[Data entries]
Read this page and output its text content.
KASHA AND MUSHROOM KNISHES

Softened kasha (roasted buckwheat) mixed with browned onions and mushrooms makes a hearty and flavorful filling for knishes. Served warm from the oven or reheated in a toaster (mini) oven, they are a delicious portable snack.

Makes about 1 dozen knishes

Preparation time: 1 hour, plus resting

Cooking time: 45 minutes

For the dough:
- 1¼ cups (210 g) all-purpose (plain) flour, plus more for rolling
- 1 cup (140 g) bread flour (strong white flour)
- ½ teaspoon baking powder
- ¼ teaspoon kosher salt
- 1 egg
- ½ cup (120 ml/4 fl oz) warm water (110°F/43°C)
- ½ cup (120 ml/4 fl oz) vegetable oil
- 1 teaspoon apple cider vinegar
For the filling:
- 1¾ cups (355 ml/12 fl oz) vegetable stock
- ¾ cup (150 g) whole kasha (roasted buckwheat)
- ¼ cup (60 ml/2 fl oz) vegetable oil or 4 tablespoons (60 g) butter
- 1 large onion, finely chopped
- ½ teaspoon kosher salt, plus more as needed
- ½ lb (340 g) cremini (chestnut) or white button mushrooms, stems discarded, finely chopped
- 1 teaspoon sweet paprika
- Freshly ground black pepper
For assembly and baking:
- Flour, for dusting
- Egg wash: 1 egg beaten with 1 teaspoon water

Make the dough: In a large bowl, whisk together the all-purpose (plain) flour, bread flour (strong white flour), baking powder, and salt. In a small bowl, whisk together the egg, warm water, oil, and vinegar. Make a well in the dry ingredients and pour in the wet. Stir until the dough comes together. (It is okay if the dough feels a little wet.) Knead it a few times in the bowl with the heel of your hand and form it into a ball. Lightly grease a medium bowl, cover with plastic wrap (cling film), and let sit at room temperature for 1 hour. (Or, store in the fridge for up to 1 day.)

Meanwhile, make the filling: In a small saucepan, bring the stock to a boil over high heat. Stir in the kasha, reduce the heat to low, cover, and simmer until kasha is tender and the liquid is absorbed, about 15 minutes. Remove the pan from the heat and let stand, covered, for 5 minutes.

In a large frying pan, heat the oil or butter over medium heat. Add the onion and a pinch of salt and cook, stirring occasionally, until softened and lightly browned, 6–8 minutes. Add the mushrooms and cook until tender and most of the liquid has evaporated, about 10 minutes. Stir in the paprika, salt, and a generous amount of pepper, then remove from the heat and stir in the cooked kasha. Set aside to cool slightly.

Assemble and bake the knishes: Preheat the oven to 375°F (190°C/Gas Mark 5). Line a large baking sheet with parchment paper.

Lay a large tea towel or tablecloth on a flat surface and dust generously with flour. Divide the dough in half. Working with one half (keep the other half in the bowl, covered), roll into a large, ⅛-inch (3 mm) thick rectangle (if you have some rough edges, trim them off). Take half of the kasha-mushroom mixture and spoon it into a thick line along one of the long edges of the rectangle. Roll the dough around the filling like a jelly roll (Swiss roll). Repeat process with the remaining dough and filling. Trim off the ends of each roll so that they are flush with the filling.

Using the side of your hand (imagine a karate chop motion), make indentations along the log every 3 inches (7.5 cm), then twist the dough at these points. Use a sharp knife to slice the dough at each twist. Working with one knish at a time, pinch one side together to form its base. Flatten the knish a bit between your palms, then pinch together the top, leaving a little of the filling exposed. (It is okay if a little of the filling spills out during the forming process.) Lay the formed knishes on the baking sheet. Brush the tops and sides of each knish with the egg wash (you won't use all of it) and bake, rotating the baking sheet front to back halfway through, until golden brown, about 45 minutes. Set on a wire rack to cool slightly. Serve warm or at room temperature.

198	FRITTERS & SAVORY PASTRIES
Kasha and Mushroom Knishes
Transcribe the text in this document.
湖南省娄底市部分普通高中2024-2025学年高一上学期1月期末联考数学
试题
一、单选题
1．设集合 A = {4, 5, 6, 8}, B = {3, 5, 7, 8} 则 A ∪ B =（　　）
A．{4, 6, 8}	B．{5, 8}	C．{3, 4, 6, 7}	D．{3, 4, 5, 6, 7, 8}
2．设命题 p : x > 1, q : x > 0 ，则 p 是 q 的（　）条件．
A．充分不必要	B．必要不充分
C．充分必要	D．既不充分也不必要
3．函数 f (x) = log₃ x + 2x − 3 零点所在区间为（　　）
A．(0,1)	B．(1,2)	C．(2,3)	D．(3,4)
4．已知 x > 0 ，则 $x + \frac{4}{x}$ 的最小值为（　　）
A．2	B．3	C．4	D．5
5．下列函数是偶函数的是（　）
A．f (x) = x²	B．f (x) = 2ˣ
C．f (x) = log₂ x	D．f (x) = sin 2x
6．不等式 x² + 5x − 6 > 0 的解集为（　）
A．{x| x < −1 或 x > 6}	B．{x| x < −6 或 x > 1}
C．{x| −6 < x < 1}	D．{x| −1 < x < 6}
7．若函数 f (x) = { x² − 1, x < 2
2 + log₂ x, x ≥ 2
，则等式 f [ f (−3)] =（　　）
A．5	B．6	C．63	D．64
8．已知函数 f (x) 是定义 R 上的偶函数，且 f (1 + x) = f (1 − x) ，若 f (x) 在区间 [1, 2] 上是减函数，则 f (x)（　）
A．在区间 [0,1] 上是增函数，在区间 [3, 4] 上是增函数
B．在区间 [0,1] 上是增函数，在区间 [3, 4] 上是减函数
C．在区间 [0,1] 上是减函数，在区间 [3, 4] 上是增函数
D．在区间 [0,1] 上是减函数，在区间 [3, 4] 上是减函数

PROBLEM DETAILS: Return the listing above word for word.

REPLY:
Read this page and output its text content.
KASHA AND MUSHROOM KNISHES

Softened kasha (roasted buckwheat) mixed with browned onions and mushrooms makes a hearty and flavorful filling for knishes. Served warm from the oven or reheated in a toaster (mini) oven, they are a delicious portable snack.

Makes about 1 dozen knishes

Preparation time: 1 hour, plus resting

Cooking time: 45 minutes

For the dough:
- 1¼ cups (210 g) all-purpose (plain) flour, plus more for rolling
- 1 cup (140 g) bread flour (strong white flour)
- ½ teaspoon baking powder
- ¼ teaspoon kosher salt
- 1 egg
- ½ cup (120 ml/4 fl oz) warm water (110°F/43°C)
- ½ cup (120 ml/4 fl oz) vegetable oil
- 1 teaspoon apple cider vinegar
For the filling:
- 1¾ cups (355 ml/12 fl oz) vegetable stock
- ¾ cup (150 g) whole kasha (roasted buckwheat)
- ¼ cup (60 ml/2 fl oz) vegetable oil or 4 tablespoons (60 g) butter
- 1 large onion, finely chopped
- ½ teaspoon kosher salt, plus more as needed
- ½ lb (340 g) cremini (chestnut) or white button mushrooms, stems discarded, finely chopped
- 1 teaspoon sweet paprika
- Freshly ground black pepper
For assembly and baking:
- Flour, for dusting
- Egg wash: 1 egg beaten with 1 teaspoon water

Make the dough: In a large bowl, whisk together the all-purpose (plain) flour, bread flour (strong white flour), baking powder, and salt. In a small bowl, whisk together the egg, warm water, oil, and vinegar. Make a well in the dry ingredients and pour in the wet. Stir until the dough comes together. (It is okay if the dough feels a little wet.) Knead it a few times in the bowl with the heel of your hand and form it into a ball. Lightly grease a medium bowl, cover with plastic wrap (cling film), and let sit at room temperature for 1 hour. (Or, store in the fridge for up to 1 day.)

Meanwhile, make the filling: In a small saucepan, bring the stock to a boil over high heat. Stir in the kasha, reduce the heat to low, cover, and simmer until kasha is tender and the liquid is absorbed, about 15 minutes. Remove the pan from the heat and let stand, covered, for 5 minutes.

In a large frying pan, heat the oil or butter over medium heat. Add the onion and a pinch of salt and cook, stirring occasionally, until softened and lightly browned, 6–8 minutes. Add the mushrooms and cook until tender and most of the liquid has evaporated, about 10 minutes. Stir in the paprika, salt, and a generous amount of pepper, then remove from the heat and stir in the cooked kasha. Set aside to cool slightly.

Assemble and bake the knishes: Preheat the oven to 375°F (190°C/Gas Mark 5). Line a large baking sheet with parchment paper.

Lay a large tea towel or tablecloth on a flat surface and dust generously with flour. Divide the dough in half. Working with one half (keep the other half in the bowl, covered), roll into a large, ⅛-inch (3 mm) thick rectangle (if you have some rough edges, trim them off). Take half of the kasha-mushroom mixture and spoon it into a thick line along one of the long edges of the rectangle. Roll the dough around the filling like a jelly roll (Swiss roll). Repeat process with the remaining dough and filling. Trim off the ends of each roll so that they are flush with the filling.

Using the side of your hand (imagine a karate chop motion), make indentations along the log every 3 inches (7.5 cm), then twist the dough at these points. Use a sharp knife to slice the dough at each twist. Working with one knish at a time, pinch one side together to form its base. Flatten the knish a bit between your palms, then pinch together the top, leaving a little of the filling exposed. (It is okay if a little of the filling spills out during the forming process.) Lay the formed knishes on the baking sheet. Brush the tops and sides of each knish with the egg wash (you won't use all of it) and bake, rotating the baking sheet front to back halfway through, until golden brown, about 45 minutes. Set on a wire rack to cool slightly. Serve warm or at room temperature.

198	FRITTERS & SAVORY PASTRIES
Kasha and Mushroom Knishes
Transcribe the text in this document.
湖南省娄底市部分普通高中2024-2025学年高一上学期1月期末联考数学
试题
一、单选题
1．设集合 A = {4, 5, 6, 8}, B = {3, 5, 7, 8} 则 A ∪ B =（　　）
A．{4, 6, 8}	B．{5, 8}	C．{3, 4, 6, 7}	D．{3, 4, 5, 6, 7, 8}
2．设命题 p : x > 1, q : x > 0 ，则 p 是 q 的（　）条件．
A．充分不必要	B．必要不充分
C．充分必要	D．既不充分也不必要
3．函数 f (x) = log₃ x + 2x − 3 零点所在区间为（　　）
A．(0,1)	B．(1,2)	C．(2,3)	D．(3,4)
4．已知 x > 0 ，则 $x + \frac{4}{x}$ 的最小值为（　　）
A．2	B．3	C．4	D．5
5．下列函数是偶函数的是（　）
A．f (x) = x²	B．f (x) = 2ˣ
C．f (x) = log₂ x	D．f (x) = sin 2x
6．不等式 x² + 5x − 6 > 0 的解集为（　）
A．{x| x < −1 或 x > 6}	B．{x| x < −6 或 x > 1}
C．{x| −6 < x < 1}	D．{x| −1 < x < 6}
7．若函数 f (x) = { x² − 1, x < 2
2 + log₂ x, x ≥ 2
，则等式 f [ f (−3)] =（　　）
A．5	B．6	C．63	D．64
8．已知函数 f (x) 是定义 R 上的偶函数，且 f (1 + x) = f (1 − x) ，若 f (x) 在区间 [1, 2] 上是减函数，则 f (x)（　）
A．在区间 [0,1] 上是增函数，在区间 [3, 4] 上是增函数
B．在区间 [0,1] 上是增函数，在区间 [3, 4] 上是减函数
C．在区间 [0,1] 上是减函数，在区间 [3, 4] 上是增函数
D．在区间 [0,1] 上是减函数，在区间 [3, 4] 上是减函数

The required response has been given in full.